— WHAT NEEDS TO BE DONE —
Your job is to restate each entry word for word.

— SOURCE DATA —
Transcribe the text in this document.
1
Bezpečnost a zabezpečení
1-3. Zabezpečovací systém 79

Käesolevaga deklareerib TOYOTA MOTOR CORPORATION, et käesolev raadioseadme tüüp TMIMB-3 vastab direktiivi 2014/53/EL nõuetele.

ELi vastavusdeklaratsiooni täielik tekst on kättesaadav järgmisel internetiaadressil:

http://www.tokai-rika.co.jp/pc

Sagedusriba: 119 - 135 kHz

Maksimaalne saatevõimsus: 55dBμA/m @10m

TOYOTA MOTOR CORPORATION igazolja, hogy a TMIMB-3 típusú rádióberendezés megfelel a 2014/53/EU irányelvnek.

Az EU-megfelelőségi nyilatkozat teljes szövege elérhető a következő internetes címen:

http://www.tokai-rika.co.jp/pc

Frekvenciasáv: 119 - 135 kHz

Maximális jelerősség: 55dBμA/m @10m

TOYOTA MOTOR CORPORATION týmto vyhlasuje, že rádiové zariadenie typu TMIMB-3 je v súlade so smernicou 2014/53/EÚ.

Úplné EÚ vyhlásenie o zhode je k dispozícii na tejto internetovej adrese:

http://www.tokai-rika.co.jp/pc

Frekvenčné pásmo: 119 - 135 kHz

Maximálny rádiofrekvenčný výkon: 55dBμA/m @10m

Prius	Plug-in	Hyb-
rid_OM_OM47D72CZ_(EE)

— FULL ANSWER —
Transcribe the text in this document.
1
Bezpečnost a zabezpečení
1-3. Zabezpečovací systém 79

Käesolevaga deklareerib TOYOTA MOTOR CORPORATION, et käesolev raadioseadme tüüp TMIMB-3 vastab direktiivi 2014/53/EL nõuetele.

ELi vastavusdeklaratsiooni täielik tekst on kättesaadav järgmisel internetiaadressil:

http://www.tokai-rika.co.jp/pc

Sagedusriba: 119 - 135 kHz

Maksimaalne saatevõimsus: 55dBμA/m @10m

TOYOTA MOTOR CORPORATION igazolja, hogy a TMIMB-3 típusú rádióberendezés megfelel a 2014/53/EU irányelvnek.

Az EU-megfelelőségi nyilatkozat teljes szövege elérhető a következő internetes címen:

http://www.tokai-rika.co.jp/pc

Frekvenciasáv: 119 - 135 kHz

Maximális jelerősség: 55dBμA/m @10m

TOYOTA MOTOR CORPORATION týmto vyhlasuje, že rádiové zariadenie typu TMIMB-3 je v súlade so smernicou 2014/53/EÚ.

Úplné EÚ vyhlásenie o zhode je k dispozícii na tejto internetovej adrese:

http://www.tokai-rika.co.jp/pc

Frekvenčné pásmo: 119 - 135 kHz

Maximálny rádiofrekvenčný výkon: 55dBμA/m @10m

Prius	Plug-in	Hyb-
rid_OM_OM47D72CZ_(EE)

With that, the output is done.